▶ _Extrait choisi_:

:::::

Comme énoncé dans l’introduction, Martin, Julien et Simon possèdent tous les trois une formation musicale jazzistique grâce à leurs études de musicologie jazz dans la faculté de Jean Jaurès à Toulouse. Il est donc intéressant de remarquer que les trois membres du groupe ont su tirer profit de leur apprentissage et l’intégrer dans leurs travaux, à travers les différents passages de chorus que l’on retrouve dans les morceaux Lady Margareth , Lampion Bleu et Daddy Margareth, mais aussi les différents thèmes et voicing/backs que l’on retrouve au sein de chaque morceau. En effet, à la manière des harmonies, les mélodies jouées par les cuivres aspirent le plus souvent à se libérer des habituels et intuitifs mouvements que l’on peut par exemple retrouver dans les cadences parfaites. Dès lors, l’utilisation de la modalité dans les différents morceaux se rapproche beaucoup de celle que l’on peut trouver chez des artistes de jazz fusion comme Herbie Hancock ou Miles Davis (années 80). On peut retrouver d’autres groupes récents qui suivent cette lignée, comme Headbanger avec l’album “Darkside of a Love Affair”, ou encore la groupe Initiative H.A l’instar des groupes cités, on note également de fortes influences de rock et musique anglophone. Comme évoqué dans l’interview par Julien et Martin, ce genre musical fut l’une de leurs premières approches de la musique, et donc une part importante du développement de leur identité musicale, avec des groupes comme Muse ou encore Radiohead. L’énergie du Flexus fait d’ailleurs écho à la vague de libération amenée par le rock dans les années 70. On retrouve cette esthétique particulièrement prononcée dans la dernière partie de douche froide, avec la guitare saturée et l’ambitus sonore très large.


Analyse instrumentale

La construction de la plupart des pistes de Mandarine est simple mais efficace: elle consiste à faire contraster une partie initiale et une suite, avec plus ou moins de variations dans l’harmonie et dans l’arrangement. Il convient de souligner l’unité au sein de chaque partie, et la cohérence générale entre celles-ci. Il arrive qu’un retour vers la première partie serve de coda.

Comme expliqué lors de l’entretien avec le groupe, l’instrumentation des morceaux dépend lourdement de l’utilisation de la musique assistée à l’ordinateur, ce qui confère une grande liberté et une grande variété à chaque piste. Néanmoins, la guitare et la trompette restent une constante dans l’arrangement, la guitare ayant notamment un rôle accompagnateur riche en arpèges complémentant l’harmonie. Par ailleurs le groupe privilégie les sonorités à attaque faible et une bonne quantité de reverb. L’empilement progressif de nappes tenues crée un effet de masse appréciable, tout autant remarquable lorsque cette masse est brutalement coupée, comme lors de la transition de l’intro vers le couplet de 13 types.
En dehors de la fonction lead de la trompette et le rôle accompagnateur de la guitare, on a par moments des inversions, avec la trompette qui joue des notes tenues et la guitare qui joue des lignes mélodiques souvent âpres et répétitives, comme par exemple dans Kung-fu twister, avec un effet rappelant les disques de surf-rock des années 60.

:::::

Lignes d’un jeu de données de mise en page:

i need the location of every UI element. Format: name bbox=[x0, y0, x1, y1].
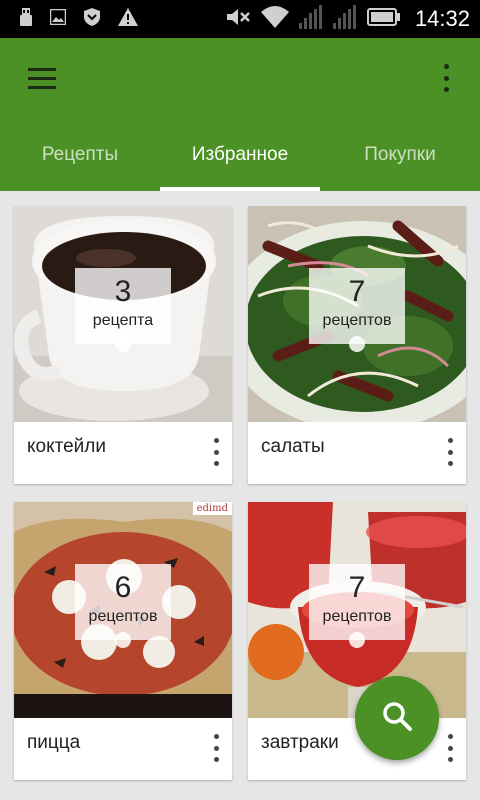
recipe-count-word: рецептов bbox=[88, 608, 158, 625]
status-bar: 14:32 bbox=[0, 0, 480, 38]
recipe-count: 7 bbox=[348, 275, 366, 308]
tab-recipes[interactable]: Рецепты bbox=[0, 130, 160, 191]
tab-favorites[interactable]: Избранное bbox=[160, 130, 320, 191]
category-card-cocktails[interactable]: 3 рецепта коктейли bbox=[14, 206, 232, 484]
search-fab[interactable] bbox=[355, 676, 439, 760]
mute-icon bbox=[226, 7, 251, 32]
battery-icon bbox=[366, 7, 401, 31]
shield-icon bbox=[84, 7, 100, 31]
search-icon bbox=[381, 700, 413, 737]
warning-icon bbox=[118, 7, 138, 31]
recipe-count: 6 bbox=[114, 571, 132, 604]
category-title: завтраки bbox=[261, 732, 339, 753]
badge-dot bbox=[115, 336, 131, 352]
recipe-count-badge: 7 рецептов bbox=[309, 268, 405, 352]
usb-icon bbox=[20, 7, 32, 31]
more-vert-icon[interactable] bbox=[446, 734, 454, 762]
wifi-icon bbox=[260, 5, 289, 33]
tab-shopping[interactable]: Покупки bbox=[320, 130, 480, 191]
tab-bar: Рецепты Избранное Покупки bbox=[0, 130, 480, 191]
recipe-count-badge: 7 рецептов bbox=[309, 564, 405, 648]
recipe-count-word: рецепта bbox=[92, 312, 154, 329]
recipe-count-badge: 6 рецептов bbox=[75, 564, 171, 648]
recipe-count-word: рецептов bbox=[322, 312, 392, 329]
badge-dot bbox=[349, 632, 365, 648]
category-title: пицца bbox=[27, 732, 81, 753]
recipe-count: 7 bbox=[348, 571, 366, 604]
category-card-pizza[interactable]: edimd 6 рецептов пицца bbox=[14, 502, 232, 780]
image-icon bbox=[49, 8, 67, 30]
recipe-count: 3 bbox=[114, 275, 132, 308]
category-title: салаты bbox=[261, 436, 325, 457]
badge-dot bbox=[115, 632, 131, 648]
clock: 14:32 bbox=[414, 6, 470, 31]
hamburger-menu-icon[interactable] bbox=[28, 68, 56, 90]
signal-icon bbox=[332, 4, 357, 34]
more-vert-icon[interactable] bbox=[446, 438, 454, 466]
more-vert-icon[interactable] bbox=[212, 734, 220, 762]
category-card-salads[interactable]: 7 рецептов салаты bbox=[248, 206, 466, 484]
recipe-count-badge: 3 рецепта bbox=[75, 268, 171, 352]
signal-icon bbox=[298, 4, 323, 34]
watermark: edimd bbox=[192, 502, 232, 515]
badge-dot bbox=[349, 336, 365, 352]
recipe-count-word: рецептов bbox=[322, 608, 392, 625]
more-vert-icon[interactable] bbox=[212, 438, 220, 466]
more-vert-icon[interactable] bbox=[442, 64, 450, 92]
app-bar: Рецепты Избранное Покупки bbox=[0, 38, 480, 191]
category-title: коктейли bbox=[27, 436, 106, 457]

:::::

▶ _Travaux écrits_:
[1] D’après l’extrait choisi, quels instruments demeurent une constante dans l’arrangement des morceaux ?
[2] Restituez sous forme de liste numérotée les lignes des enregistrements, de la ligne contenant "recipe-count-word: рецептов bbox=[88, 608, 158, 625]" jusqu’à la ligne contenant "recipe-count: 7 bbox=[348, 571, 366, 604]", ces deux lignes comprises. Omettez les lignes vides.

▶ _Corrigé de l’exercice_:
[1] La guitare et la trompette.

[2]
1. recipe-count-word: рецептов bbox=[88, 608, 158, 625]
2. status-bar: 14:32 bbox=[0, 0, 480, 38]
3. recipe-count: 7 bbox=[348, 275, 366, 308]
4. tab-recipes[interactable]: Рецепты bbox=[0, 130, 160, 191]
5. tab-favorites[interactable]: Избранное bbox=[160, 130, 320, 191]
6. category-card-cocktails[interactable]: 3 рецепта коктейли bbox=[14, 206, 232, 484]
7. search-fab[interactable] bbox=[355, 676, 439, 760]
8. mute-icon bbox=[226, 7, 251, 32]
9. battery-icon bbox=[366, 7, 401, 31]
10. shield-icon bbox=[84, 7, 100, 31]
11. search-icon bbox=[381, 700, 413, 737]
12. warning-icon bbox=[118, 7, 138, 31]
13. recipe-count: 6 bbox=[114, 571, 132, 604]
14. category-title: завтраки bbox=[261, 732, 339, 753]
15. badge-dot bbox=[115, 336, 131, 352]
16. recipe-count-badge: 7 рецептов bbox=[309, 268, 405, 352]
17. usb-icon bbox=[20, 7, 32, 31]
18. more-vert-icon[interactable] bbox=[446, 734, 454, 762]
19. wifi-icon bbox=[260, 5, 289, 33]
20. tab-shopping[interactable]: Покупки bbox=[320, 130, 480, 191]
21. tab-bar: Рецепты Избранное Покупки bbox=[0, 130, 480, 191]
22. recipe-count-badge: 7 рецептов bbox=[309, 564, 405, 648]
23. recipe-count-word: рецепта bbox=[92, 312, 154, 329]
24. recipe-count-badge: 6 рецептов bbox=[75, 564, 171, 648]
25. recipe-count-word: рецептов bbox=[322, 312, 392, 329]
26. badge-dot bbox=[349, 632, 365, 648]
27. category-title: пицца bbox=[27, 732, 81, 753]
28. recipe-count: 7 bbox=[348, 571, 366, 604]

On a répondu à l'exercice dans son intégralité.